**The data**

-- Start --

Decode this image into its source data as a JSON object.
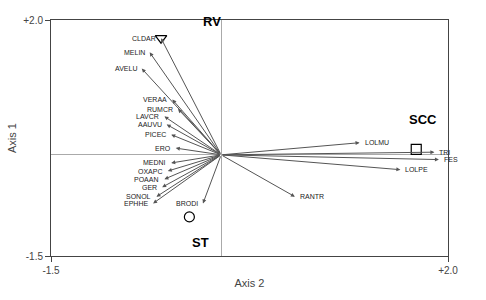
{
  "chart_data": {
    "type": "biplot",
    "xlabel": "Axis 2",
    "ylabel": "Axis 1",
    "xlim": [
      -1.5,
      2.0
    ],
    "ylim": [
      -1.5,
      2.0
    ],
    "xticks": [
      -1.5,
      {
        "value": 2.0,
        "label": "+2.0"
      }
    ],
    "yticks": [
      -1.5,
      {
        "value": 2.0,
        "label": "+2.0"
      }
    ],
    "grid": false,
    "series": [
      {
        "type": "vector",
        "color": "#555555",
        "points": [
          {
            "label": "CLDAR",
            "x": -0.53,
            "y": 1.73
          },
          {
            "label": "MELIN",
            "x": -0.63,
            "y": 1.52
          },
          {
            "label": "AVELU",
            "x": -0.7,
            "y": 1.28
          },
          {
            "label": "VERAA",
            "x": -0.43,
            "y": 0.82
          },
          {
            "label": "RUMCR",
            "x": -0.38,
            "y": 0.68
          },
          {
            "label": "LAVCR",
            "x": -0.5,
            "y": 0.57
          },
          {
            "label": "AAUVU",
            "x": -0.48,
            "y": 0.45
          },
          {
            "label": "PICEC",
            "x": -0.44,
            "y": 0.3
          },
          {
            "label": "ERO",
            "x": -0.4,
            "y": 0.1
          },
          {
            "label": "MEDNI",
            "x": -0.44,
            "y": -0.12
          },
          {
            "label": "OXAPC",
            "x": -0.47,
            "y": -0.24
          },
          {
            "label": "POAAN",
            "x": -0.5,
            "y": -0.36
          },
          {
            "label": "GER",
            "x": -0.52,
            "y": -0.48
          },
          {
            "label": "SONOL",
            "x": -0.57,
            "y": -0.62
          },
          {
            "label": "EPHHE",
            "x": -0.6,
            "y": -0.72
          },
          {
            "label": "BRODI",
            "x": -0.16,
            "y": -0.72
          },
          {
            "label": "RANTR",
            "x": 0.65,
            "y": -0.62
          },
          {
            "label": "LOLMU",
            "x": 1.22,
            "y": 0.18
          },
          {
            "label": "LOLPE",
            "x": 1.58,
            "y": -0.22
          },
          {
            "label": "TRI",
            "x": 1.88,
            "y": 0.04
          },
          {
            "label": "FES",
            "x": 1.92,
            "y": -0.07
          }
        ]
      },
      {
        "type": "scatter",
        "points": [
          {
            "label": "RV",
            "x": -0.53,
            "y": 1.73,
            "marker": "triangle-down-open",
            "label_x": -0.08,
            "label_y": 1.98
          },
          {
            "label": "ST",
            "x": -0.28,
            "y": -0.92,
            "marker": "circle-open",
            "label_x": -0.18,
            "label_y": -1.3
          },
          {
            "label": "SCC",
            "x": 1.72,
            "y": 0.08,
            "marker": "square-open",
            "label_x": 1.78,
            "label_y": 0.52
          }
        ]
      }
    ]
  }
}
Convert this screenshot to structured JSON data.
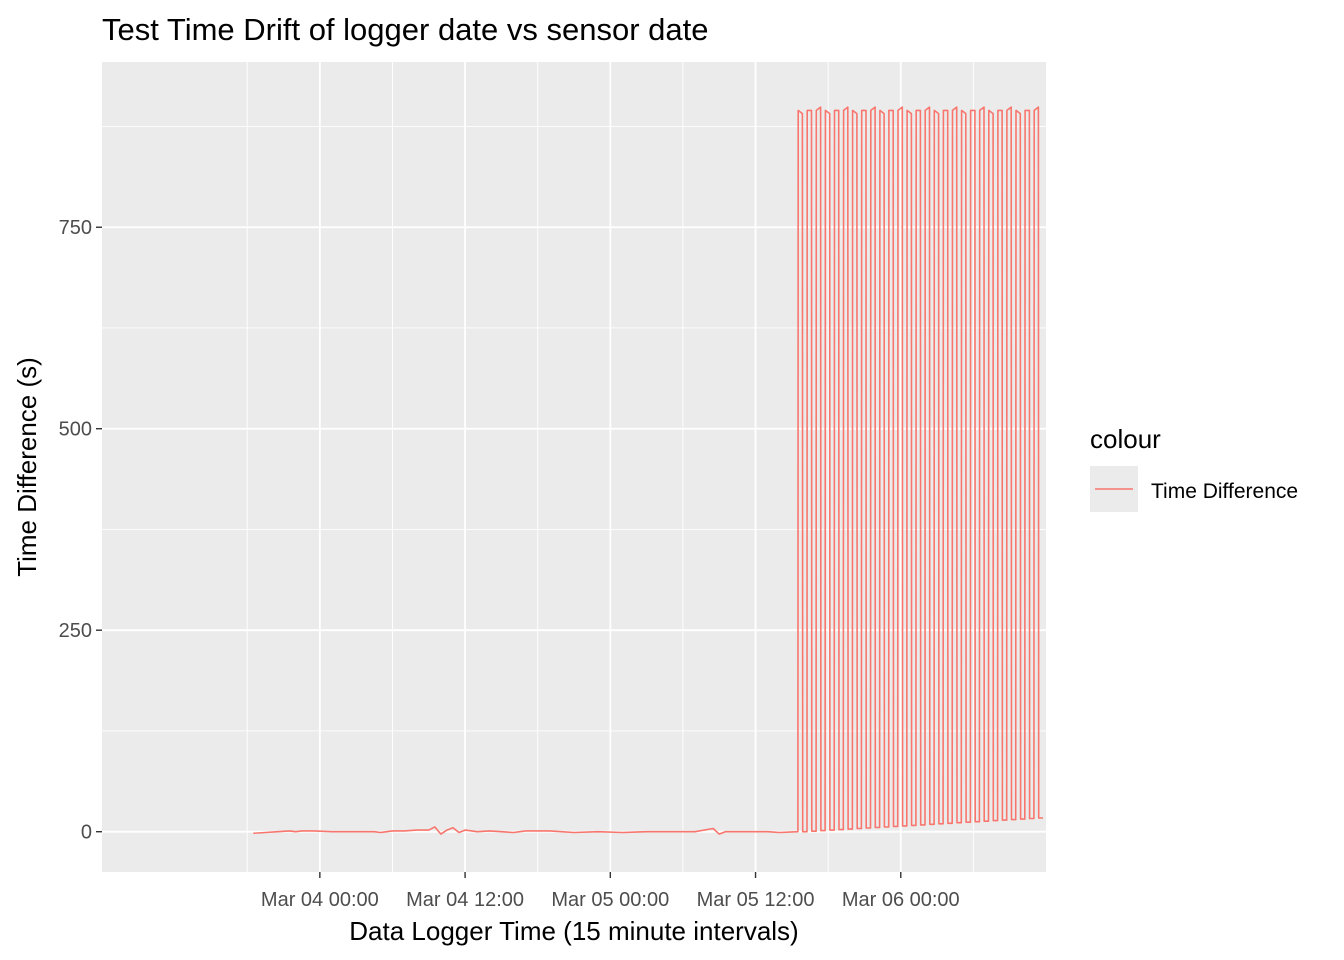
{
  "chart_data": {
    "type": "line",
    "title": "Test Time Drift of logger date vs sensor date",
    "xlabel": "Data Logger Time (15 minute intervals)",
    "ylabel": "Time Difference (s)",
    "x_tick_labels": [
      "Mar 04 00:00",
      "Mar 04 12:00",
      "Mar 05 00:00",
      "Mar 05 12:00",
      "Mar 06 00:00"
    ],
    "y_tick_labels": [
      "0",
      "250",
      "500",
      "750"
    ],
    "y_ticks": [
      0,
      250,
      500,
      750
    ],
    "xlim": [
      "2021-03-03 06:00",
      "2021-03-06 12:00"
    ],
    "ylim": [
      -50,
      955
    ],
    "grid": true,
    "legend": {
      "title": "colour",
      "placement": "right",
      "entries": [
        "Time Difference"
      ]
    },
    "colors": {
      "series": "#f8766d",
      "panel_background": "#ebebeb",
      "grid": "#ffffff"
    },
    "series": [
      {
        "name": "Time Difference",
        "points": [
          [
            "2021-03-03 18:30",
            -2
          ],
          [
            "2021-03-03 19:30",
            -1
          ],
          [
            "2021-03-03 20:30",
            0
          ],
          [
            "2021-03-03 21:30",
            1
          ],
          [
            "2021-03-03 22:00",
            0
          ],
          [
            "2021-03-03 22:30",
            1
          ],
          [
            "2021-03-03 23:30",
            1
          ],
          [
            "2021-03-04 01:00",
            0
          ],
          [
            "2021-03-04 03:00",
            0
          ],
          [
            "2021-03-04 04:30",
            0
          ],
          [
            "2021-03-04 05:00",
            -1
          ],
          [
            "2021-03-04 06:00",
            1
          ],
          [
            "2021-03-04 07:00",
            1
          ],
          [
            "2021-03-04 08:00",
            2
          ],
          [
            "2021-03-04 09:00",
            2
          ],
          [
            "2021-03-04 09:30",
            6
          ],
          [
            "2021-03-04 10:00",
            -3
          ],
          [
            "2021-03-04 10:30",
            2
          ],
          [
            "2021-03-04 11:00",
            5
          ],
          [
            "2021-03-04 11:30",
            -1
          ],
          [
            "2021-03-04 12:00",
            2
          ],
          [
            "2021-03-04 13:00",
            0
          ],
          [
            "2021-03-04 14:00",
            1
          ],
          [
            "2021-03-04 15:00",
            0
          ],
          [
            "2021-03-04 16:00",
            -1
          ],
          [
            "2021-03-04 17:00",
            1
          ],
          [
            "2021-03-04 19:00",
            1
          ],
          [
            "2021-03-04 21:00",
            -1
          ],
          [
            "2021-03-04 23:00",
            0
          ],
          [
            "2021-03-05 01:00",
            -1
          ],
          [
            "2021-03-05 03:00",
            0
          ],
          [
            "2021-03-05 05:00",
            0
          ],
          [
            "2021-03-05 07:00",
            0
          ],
          [
            "2021-03-05 08:30",
            4
          ],
          [
            "2021-03-05 09:00",
            -3
          ],
          [
            "2021-03-05 09:30",
            0
          ],
          [
            "2021-03-05 11:00",
            0
          ],
          [
            "2021-03-05 13:00",
            0
          ],
          [
            "2021-03-05 14:00",
            -1
          ],
          [
            "2021-03-05 15:30",
            0
          ]
        ],
        "oscillation": {
          "period_hours": 0.75,
          "from": "2021-03-05 15:30",
          "to": "2021-03-06 11:30",
          "low_start": 0,
          "low_end": 17,
          "high_start": 895,
          "high_end": 895
        }
      }
    ]
  }
}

-- End --

**Task requirements**
Transcribe every entry above exactly. Omit all pictures.

**Answer in full**
Decode this image into its source data as a JSON object.
{
  "chart_data": {
    "type": "biplot",
    "xlabel": "Axis 2",
    "ylabel": "Axis 1",
    "xlim": [
      -1.5,
      2.0
    ],
    "ylim": [
      -1.5,
      2.0
    ],
    "xticks": [
      -1.5,
      {
        "value": 2.0,
        "label": "+2.0"
      }
    ],
    "yticks": [
      -1.5,
      {
        "value": 2.0,
        "label": "+2.0"
      }
    ],
    "grid": false,
    "series": [
      {
        "type": "vector",
        "color": "#555555",
        "points": [
          {
            "label": "CLDAR",
            "x": -0.53,
            "y": 1.73
          },
          {
            "label": "MELIN",
            "x": -0.63,
            "y": 1.52
          },
          {
            "label": "AVELU",
            "x": -0.7,
            "y": 1.28
          },
          {
            "label": "VERAA",
            "x": -0.43,
            "y": 0.82
          },
          {
            "label": "RUMCR",
            "x": -0.38,
            "y": 0.68
          },
          {
            "label": "LAVCR",
            "x": -0.5,
            "y": 0.57
          },
          {
            "label": "AAUVU",
            "x": -0.48,
            "y": 0.45
          },
          {
            "label": "PICEC",
            "x": -0.44,
            "y": 0.3
          },
          {
            "label": "ERO",
            "x": -0.4,
            "y": 0.1
          },
          {
            "label": "MEDNI",
            "x": -0.44,
            "y": -0.12
          },
          {
            "label": "OXAPC",
            "x": -0.47,
            "y": -0.24
          },
          {
            "label": "POAAN",
            "x": -0.5,
            "y": -0.36
          },
          {
            "label": "GER",
            "x": -0.52,
            "y": -0.48
          },
          {
            "label": "SONOL",
            "x": -0.57,
            "y": -0.62
          },
          {
            "label": "EPHHE",
            "x": -0.6,
            "y": -0.72
          },
          {
            "label": "BRODI",
            "x": -0.16,
            "y": -0.72
          },
          {
            "label": "RANTR",
            "x": 0.65,
            "y": -0.62
          },
          {
            "label": "LOLMU",
            "x": 1.22,
            "y": 0.18
          },
          {
            "label": "LOLPE",
            "x": 1.58,
            "y": -0.22
          },
          {
            "label": "TRI",
            "x": 1.88,
            "y": 0.04
          },
          {
            "label": "FES",
            "x": 1.92,
            "y": -0.07
          }
        ]
      },
      {
        "type": "scatter",
        "points": [
          {
            "label": "RV",
            "x": -0.53,
            "y": 1.73,
            "marker": "triangle-down-open",
            "label_x": -0.08,
            "label_y": 1.98
          },
          {
            "label": "ST",
            "x": -0.28,
            "y": -0.92,
            "marker": "circle-open",
            "label_x": -0.18,
            "label_y": -1.3
          },
          {
            "label": "SCC",
            "x": 1.72,
            "y": 0.08,
            "marker": "square-open",
            "label_x": 1.78,
            "label_y": 0.52
          }
        ]
      }
    ]
  }
}
Convert this screenshot to structured JSON data.
{
  "chart_data": {
    "type": "line",
    "title": "Test Time Drift of logger date vs sensor date",
    "xlabel": "Data Logger Time (15 minute intervals)",
    "ylabel": "Time Difference (s)",
    "x_tick_labels": [
      "Mar 04 00:00",
      "Mar 04 12:00",
      "Mar 05 00:00",
      "Mar 05 12:00",
      "Mar 06 00:00"
    ],
    "y_tick_labels": [
      "0",
      "250",
      "500",
      "750"
    ],
    "y_ticks": [
      0,
      250,
      500,
      750
    ],
    "xlim": [
      "2021-03-03 06:00",
      "2021-03-06 12:00"
    ],
    "ylim": [
      -50,
      955
    ],
    "grid": true,
    "legend": {
      "title": "colour",
      "placement": "right",
      "entries": [
        "Time Difference"
      ]
    },
    "colors": {
      "series": "#f8766d",
      "panel_background": "#ebebeb",
      "grid": "#ffffff"
    },
    "series": [
      {
        "name": "Time Difference",
        "points": [
          [
            "2021-03-03 18:30",
            -2
          ],
          [
            "2021-03-03 19:30",
            -1
          ],
          [
            "2021-03-03 20:30",
            0
          ],
          [
            "2021-03-03 21:30",
            1
          ],
          [
            "2021-03-03 22:00",
            0
          ],
          [
            "2021-03-03 22:30",
            1
          ],
          [
            "2021-03-03 23:30",
            1
          ],
          [
            "2021-03-04 01:00",
            0
          ],
          [
            "2021-03-04 03:00",
            0
          ],
          [
            "2021-03-04 04:30",
            0
          ],
          [
            "2021-03-04 05:00",
            -1
          ],
          [
            "2021-03-04 06:00",
            1
          ],
          [
            "2021-03-04 07:00",
            1
          ],
          [
            "2021-03-04 08:00",
            2
          ],
          [
            "2021-03-04 09:00",
            2
          ],
          [
            "2021-03-04 09:30",
            6
          ],
          [
            "2021-03-04 10:00",
            -3
          ],
          [
            "2021-03-04 10:30",
            2
          ],
          [
            "2021-03-04 11:00",
            5
          ],
          [
            "2021-03-04 11:30",
            -1
          ],
          [
            "2021-03-04 12:00",
            2
          ],
          [
            "2021-03-04 13:00",
            0
          ],
          [
            "2021-03-04 14:00",
            1
          ],
          [
            "2021-03-04 15:00",
            0
          ],
          [
            "2021-03-04 16:00",
            -1
          ],
          [
            "2021-03-04 17:00",
            1
          ],
          [
            "2021-03-04 19:00",
            1
          ],
          [
            "2021-03-04 21:00",
            -1
          ],
          [
            "2021-03-04 23:00",
            0
          ],
          [
            "2021-03-05 01:00",
            -1
          ],
          [
            "2021-03-05 03:00",
            0
          ],
          [
            "2021-03-05 05:00",
            0
          ],
          [
            "2021-03-05 07:00",
            0
          ],
          [
            "2021-03-05 08:30",
            4
          ],
          [
            "2021-03-05 09:00",
            -3
          ],
          [
            "2021-03-05 09:30",
            0
          ],
          [
            "2021-03-05 11:00",
            0
          ],
          [
            "2021-03-05 13:00",
            0
          ],
          [
            "2021-03-05 14:00",
            -1
          ],
          [
            "2021-03-05 15:30",
            0
          ]
        ],
        "oscillation": {
          "period_hours": 0.75,
          "from": "2021-03-05 15:30",
          "to": "2021-03-06 11:30",
          "low_start": 0,
          "low_end": 17,
          "high_start": 895,
          "high_end": 895
        }
      }
    ]
  }
}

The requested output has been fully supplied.